Document passage ::
Saturday, September 10, 2011

The Best for her Family


It was the last dinner before an early departure the following morning.  A barbeque outside on the back patio seemed fit; a beautiful, sprawling property the view.  Their three sons ran throughout.  Two dogs following close behind.  It had been a wonderful weekend.  Our minds would be busy pondering this place and its way of life for the ensuing weeks.

That night I lay in bed absorbing it all.  Soon we would need to start making decisions.  Only six months left on our lease, and then it was decision time.  If only decisions could be made for you.  I wear the same pair of jeans every day just so I don’t have to decide on something else to wear.  Nothing but my Mom Jeans, of course.

Given records ::
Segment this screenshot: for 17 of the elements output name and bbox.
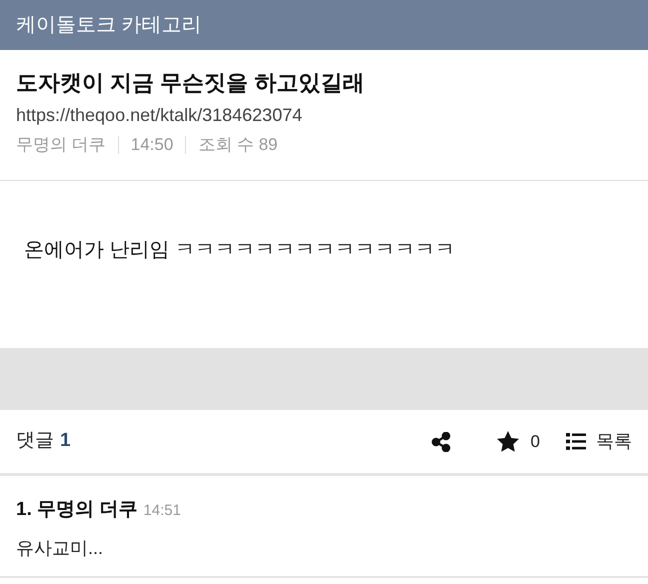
star-count: 0 xyxy=(530,430,540,453)
post-time: 14:50 xyxy=(130,134,174,156)
post-body: 온에어가 난리임 ㅋㅋㅋㅋㅋㅋㅋㅋㅋㅋㅋㅋㅋㅋ xyxy=(24,239,456,261)
comments-count: 1 xyxy=(60,429,71,454)
post-title: 도자캣이 지금 무슨짓을 하고있길래 xyxy=(16,69,366,97)
share-icon[interactable] xyxy=(430,432,451,452)
comments-label: 댓글 xyxy=(16,429,54,454)
list-icon[interactable] xyxy=(566,433,586,450)
post-author: 무명의 더쿠 xyxy=(16,134,106,156)
post-views: 조회 수 89 xyxy=(198,134,278,156)
header-title: 케이돌토크 카테고리 xyxy=(16,13,202,38)
comment-author: 1. 무명의 더쿠 xyxy=(16,498,138,522)
list-button[interactable]: 목록 xyxy=(596,428,632,455)
comment-text: 유사교미... xyxy=(16,536,104,560)
star-icon[interactable] xyxy=(496,431,519,452)
post-url[interactable]: https://theqoo.net/ktalk/3184623074 xyxy=(16,99,632,131)
comment-time: 14:51 xyxy=(143,501,181,521)
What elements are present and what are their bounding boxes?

Exercises to complete ::
1. Answer these questions about the blog post:
(a) How many sons ran around the property?
(b) How many months were left on the lease?
(c) What pair of jeans does the writer wear every day?
2. Decide whether each statement agrees with the blog post, and quote the words that settle it:
(a) The last dinner was a barbeque on the back patio.
(b) Three dogs followed close behind the sons.
(c) Eight months remained on the lease.
3. Please revise the blog post starting at "It was the last" and ending at "the ensuing weeks.", replacing "patio" with "deck".

Written answers ::
1.
(a) Three
(b) Six
(c) Mom Jeans

2.
(a) Yes: "A barbeque outside on the back patio seemed fit"
(b) No: "Two dogs following close behind."
(c) No: "Only six months left on our lease"

3.
It was the last dinner before an early departure the following morning.  A barbeque outside on the back deck seemed fit; a beautiful, sprawling property the view.  Their three sons ran throughout.  Two dogs following close behind.  It had been a wonderful weekend.  Our minds would be busy pondering this place and its way of life for the ensuing weeks.